What the task requires> Where the data below has the string "text", return the whole line.

─── Information given ───

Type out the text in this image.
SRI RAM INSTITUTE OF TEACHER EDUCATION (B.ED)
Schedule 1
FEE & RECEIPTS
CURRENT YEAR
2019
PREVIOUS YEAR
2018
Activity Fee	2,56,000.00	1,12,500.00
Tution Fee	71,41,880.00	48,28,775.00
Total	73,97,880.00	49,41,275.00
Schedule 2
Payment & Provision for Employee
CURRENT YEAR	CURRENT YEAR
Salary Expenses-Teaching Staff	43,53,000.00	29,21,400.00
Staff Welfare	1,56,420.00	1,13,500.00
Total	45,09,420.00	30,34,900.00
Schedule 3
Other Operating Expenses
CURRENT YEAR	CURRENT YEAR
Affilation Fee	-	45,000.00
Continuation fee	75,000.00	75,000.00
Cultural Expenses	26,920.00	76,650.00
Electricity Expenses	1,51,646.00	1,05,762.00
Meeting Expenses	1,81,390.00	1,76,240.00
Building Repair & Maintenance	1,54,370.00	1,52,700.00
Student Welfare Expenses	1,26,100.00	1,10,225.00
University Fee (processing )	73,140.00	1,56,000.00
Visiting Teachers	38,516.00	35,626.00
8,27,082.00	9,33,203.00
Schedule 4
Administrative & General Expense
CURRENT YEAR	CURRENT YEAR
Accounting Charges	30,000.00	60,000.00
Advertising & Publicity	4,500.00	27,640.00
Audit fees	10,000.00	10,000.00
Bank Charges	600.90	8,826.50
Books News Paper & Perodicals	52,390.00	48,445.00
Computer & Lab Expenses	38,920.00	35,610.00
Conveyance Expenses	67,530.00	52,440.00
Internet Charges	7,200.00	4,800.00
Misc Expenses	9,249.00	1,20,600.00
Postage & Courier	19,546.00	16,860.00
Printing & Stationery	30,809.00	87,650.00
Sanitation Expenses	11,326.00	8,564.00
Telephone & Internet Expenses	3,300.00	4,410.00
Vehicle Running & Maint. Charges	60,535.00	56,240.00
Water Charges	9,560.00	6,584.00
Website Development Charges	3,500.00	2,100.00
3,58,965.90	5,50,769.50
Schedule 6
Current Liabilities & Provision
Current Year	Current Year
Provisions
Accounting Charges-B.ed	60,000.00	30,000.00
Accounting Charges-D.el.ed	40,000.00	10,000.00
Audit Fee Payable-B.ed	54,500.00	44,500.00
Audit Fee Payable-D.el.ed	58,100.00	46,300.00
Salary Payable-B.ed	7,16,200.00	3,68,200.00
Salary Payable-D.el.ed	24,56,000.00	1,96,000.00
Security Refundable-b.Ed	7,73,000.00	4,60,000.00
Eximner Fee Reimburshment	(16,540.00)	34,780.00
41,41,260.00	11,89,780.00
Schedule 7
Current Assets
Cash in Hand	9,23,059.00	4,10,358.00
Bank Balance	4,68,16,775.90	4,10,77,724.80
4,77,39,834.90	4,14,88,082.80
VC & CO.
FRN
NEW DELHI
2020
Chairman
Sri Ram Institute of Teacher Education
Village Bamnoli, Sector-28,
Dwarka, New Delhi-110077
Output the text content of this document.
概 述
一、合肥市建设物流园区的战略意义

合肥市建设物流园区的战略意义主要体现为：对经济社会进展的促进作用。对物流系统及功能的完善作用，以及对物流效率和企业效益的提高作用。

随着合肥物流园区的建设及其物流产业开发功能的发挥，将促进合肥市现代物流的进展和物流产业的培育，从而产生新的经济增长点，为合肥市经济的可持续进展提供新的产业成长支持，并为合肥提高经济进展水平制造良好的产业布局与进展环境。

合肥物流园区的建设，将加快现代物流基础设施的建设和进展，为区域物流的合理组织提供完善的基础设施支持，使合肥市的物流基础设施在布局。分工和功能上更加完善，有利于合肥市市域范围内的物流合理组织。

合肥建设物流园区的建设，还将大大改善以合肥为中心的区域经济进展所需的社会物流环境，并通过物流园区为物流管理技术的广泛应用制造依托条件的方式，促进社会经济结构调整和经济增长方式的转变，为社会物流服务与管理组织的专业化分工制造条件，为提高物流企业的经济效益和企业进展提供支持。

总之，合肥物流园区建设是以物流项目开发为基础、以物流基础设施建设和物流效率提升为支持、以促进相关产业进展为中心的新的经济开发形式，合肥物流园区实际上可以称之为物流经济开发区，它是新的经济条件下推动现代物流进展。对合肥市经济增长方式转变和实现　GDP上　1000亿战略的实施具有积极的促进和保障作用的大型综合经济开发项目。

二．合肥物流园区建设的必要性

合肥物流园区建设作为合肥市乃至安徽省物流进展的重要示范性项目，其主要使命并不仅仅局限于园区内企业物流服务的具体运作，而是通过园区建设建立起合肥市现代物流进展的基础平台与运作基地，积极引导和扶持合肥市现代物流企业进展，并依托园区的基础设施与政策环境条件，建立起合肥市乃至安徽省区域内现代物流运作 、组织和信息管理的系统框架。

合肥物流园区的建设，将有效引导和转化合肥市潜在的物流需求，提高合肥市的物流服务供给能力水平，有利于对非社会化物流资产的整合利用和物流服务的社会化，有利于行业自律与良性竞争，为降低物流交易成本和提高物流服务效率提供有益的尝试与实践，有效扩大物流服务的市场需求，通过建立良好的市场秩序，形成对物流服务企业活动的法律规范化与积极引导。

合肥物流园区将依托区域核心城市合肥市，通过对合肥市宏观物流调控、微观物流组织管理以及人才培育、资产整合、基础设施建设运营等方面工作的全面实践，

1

───

Reply to the task>
Type out the text in this image.
Output the text content of this document.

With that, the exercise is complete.